Exercise brief:
Carry none of the pictures over; write out the complete data exactly.

· · · ·

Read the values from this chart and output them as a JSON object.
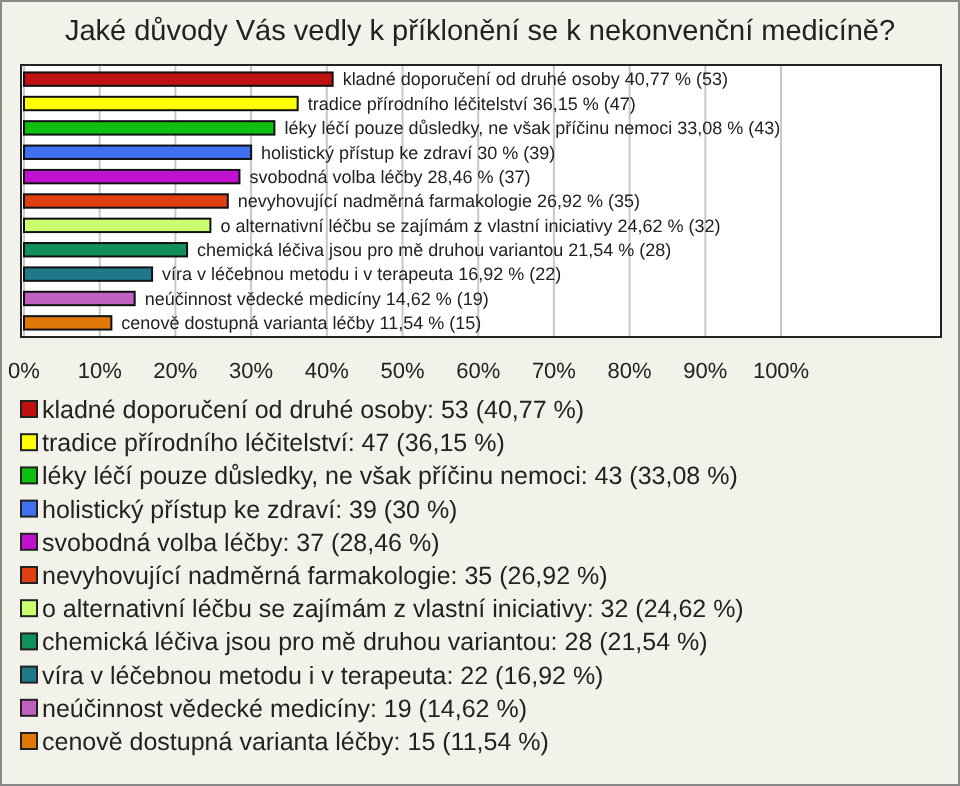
{
  "chart_data": {
    "type": "bar",
    "orientation": "horizontal",
    "title": "Jaké důvody Vás vedly k příklonění se k nekonvenční medicíně?",
    "categories": [
      "kladné doporučení od druhé osoby",
      "tradice přírodního léčitelství",
      "léky léčí pouze důsledky, ne však příčinu nemoci",
      "holistický přístup ke zdraví",
      "svobodná volba léčby",
      "nevyhovující nadměrná farmakologie",
      "o alternativní léčbu se zajímám z vlastní iniciativy",
      "chemická léčiva jsou pro mě druhou variantou",
      "víra v léčebnou metodu i v terapeuta",
      "neúčinnost vědecké medicíny",
      "cenově dostupná varianta léčby"
    ],
    "values": [
      40.77,
      36.15,
      33.08,
      30,
      28.46,
      26.92,
      24.62,
      21.54,
      16.92,
      14.62,
      11.54
    ],
    "value_labels": [
      "40,77 % (53)",
      "36,15 % (47)",
      "33,08 % (43)",
      "30 % (39)",
      "28,46 % (37)",
      "26,92 % (35)",
      "24,62 % (32)",
      "21,54 % (28)",
      "16,92 % (22)",
      "14,62 % (19)",
      "11,54 % (15)"
    ],
    "colors": [
      "#c01010",
      "#ffff00",
      "#10c010",
      "#4070f0",
      "#c010d0",
      "#e04010",
      "#ccff70",
      "#10905a",
      "#207888",
      "#c060c0",
      "#e07808"
    ],
    "xlim": [
      0,
      121
    ],
    "xticks": [
      {
        "value": 0,
        "label": "0%"
      },
      {
        "value": 10,
        "label": "10%"
      },
      {
        "value": 20,
        "label": "20%"
      },
      {
        "value": 30,
        "label": "30%"
      },
      {
        "value": 40,
        "label": "40%"
      },
      {
        "value": 50,
        "label": "50%"
      },
      {
        "value": 60,
        "label": "60%"
      },
      {
        "value": 70,
        "label": "70%"
      },
      {
        "value": 80,
        "label": "80%"
      },
      {
        "value": 90,
        "label": "90%"
      },
      {
        "value": 100,
        "label": "100%"
      }
    ],
    "grid": "x",
    "tick_labels": "x",
    "annotations": [
      "kladné doporučení od druhé osoby: 53 (40,77 %)",
      "tradice přírodního léčitelství: 47 (36,15 %)",
      "léky léčí pouze důsledky, ne však příčinu nemoci: 43 (33,08 %)",
      "holistický přístup ke zdraví: 39 (30 %)",
      "svobodná volba léčby: 37 (28,46 %)",
      "nevyhovující nadměrná farmakologie: 35 (26,92 %)",
      "o alternativní léčbu se zajímám z vlastní iniciativy: 32 (24,62 %)",
      "chemická léčiva jsou pro mě druhou variantou: 28 (21,54 %)",
      "víra v léčebnou metodu i v terapeuta: 22 (16,92 %)",
      "neúčinnost vědecké medicíny: 19 (14,62 %)",
      "cenově dostupná varianta léčby: 15 (11,54 %)"
    ]
  }
}
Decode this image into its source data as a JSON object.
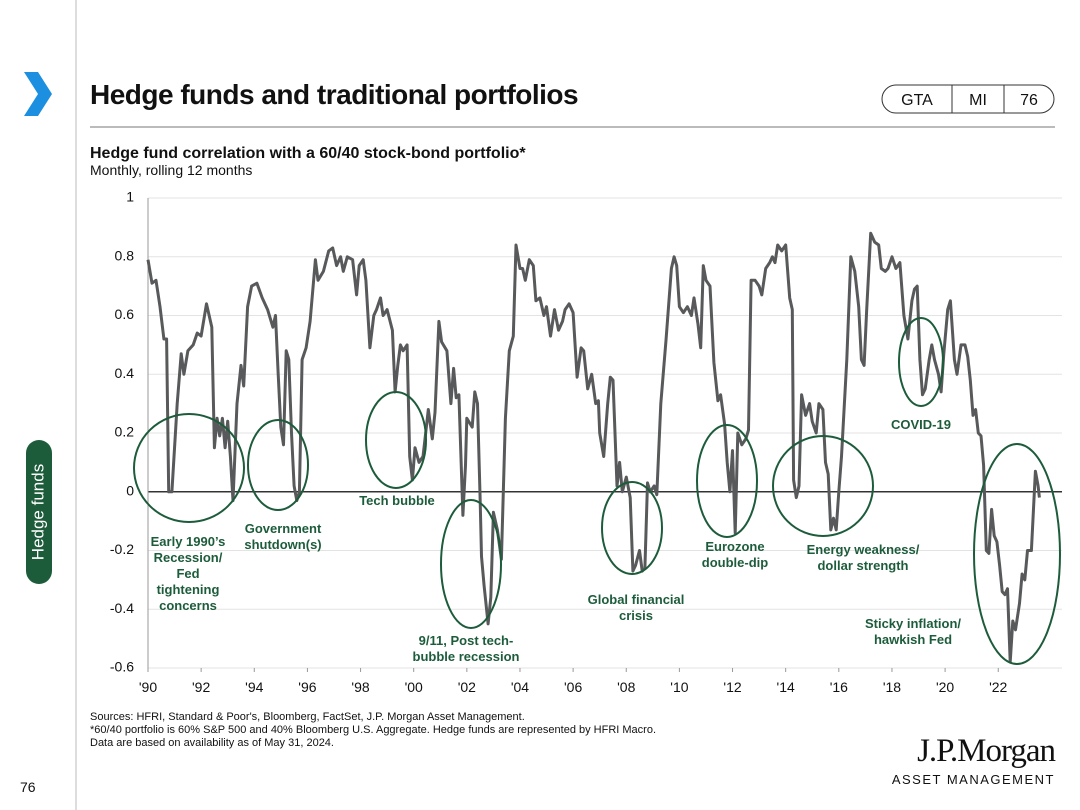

· · · ·

Exercise output:
Read the values from this chart and output them as a JSON object.
{
  "chart_data": {
    "type": "bar",
    "orientation": "horizontal",
    "title": "Jaké důvody Vás vedly k příklonění se k nekonvenční medicíně?",
    "categories": [
      "kladné doporučení od druhé osoby",
      "tradice přírodního léčitelství",
      "léky léčí pouze důsledky, ne však příčinu nemoci",
      "holistický přístup ke zdraví",
      "svobodná volba léčby",
      "nevyhovující nadměrná farmakologie",
      "o alternativní léčbu se zajímám z vlastní iniciativy",
      "chemická léčiva jsou pro mě druhou variantou",
      "víra v léčebnou metodu i v terapeuta",
      "neúčinnost vědecké medicíny",
      "cenově dostupná varianta léčby"
    ],
    "values": [
      40.77,
      36.15,
      33.08,
      30,
      28.46,
      26.92,
      24.62,
      21.54,
      16.92,
      14.62,
      11.54
    ],
    "value_labels": [
      "40,77 % (53)",
      "36,15 % (47)",
      "33,08 % (43)",
      "30 % (39)",
      "28,46 % (37)",
      "26,92 % (35)",
      "24,62 % (32)",
      "21,54 % (28)",
      "16,92 % (22)",
      "14,62 % (19)",
      "11,54 % (15)"
    ],
    "colors": [
      "#c01010",
      "#ffff00",
      "#10c010",
      "#4070f0",
      "#c010d0",
      "#e04010",
      "#ccff70",
      "#10905a",
      "#207888",
      "#c060c0",
      "#e07808"
    ],
    "xlim": [
      0,
      121
    ],
    "xticks": [
      {
        "value": 0,
        "label": "0%"
      },
      {
        "value": 10,
        "label": "10%"
      },
      {
        "value": 20,
        "label": "20%"
      },
      {
        "value": 30,
        "label": "30%"
      },
      {
        "value": 40,
        "label": "40%"
      },
      {
        "value": 50,
        "label": "50%"
      },
      {
        "value": 60,
        "label": "60%"
      },
      {
        "value": 70,
        "label": "70%"
      },
      {
        "value": 80,
        "label": "80%"
      },
      {
        "value": 90,
        "label": "90%"
      },
      {
        "value": 100,
        "label": "100%"
      }
    ],
    "grid": "x",
    "tick_labels": "x",
    "annotations": [
      "kladné doporučení od druhé osoby: 53 (40,77 %)",
      "tradice přírodního léčitelství: 47 (36,15 %)",
      "léky léčí pouze důsledky, ne však příčinu nemoci: 43 (33,08 %)",
      "holistický přístup ke zdraví: 39 (30 %)",
      "svobodná volba léčby: 37 (28,46 %)",
      "nevyhovující nadměrná farmakologie: 35 (26,92 %)",
      "o alternativní léčbu se zajímám z vlastní iniciativy: 32 (24,62 %)",
      "chemická léčiva jsou pro mě druhou variantou: 28 (21,54 %)",
      "víra v léčebnou metodu i v terapeuta: 22 (16,92 %)",
      "neúčinnost vědecké medicíny: 19 (14,62 %)",
      "cenově dostupná varianta léčby: 15 (11,54 %)"
    ]
  }
}
Decode this image into its source data as a JSON object.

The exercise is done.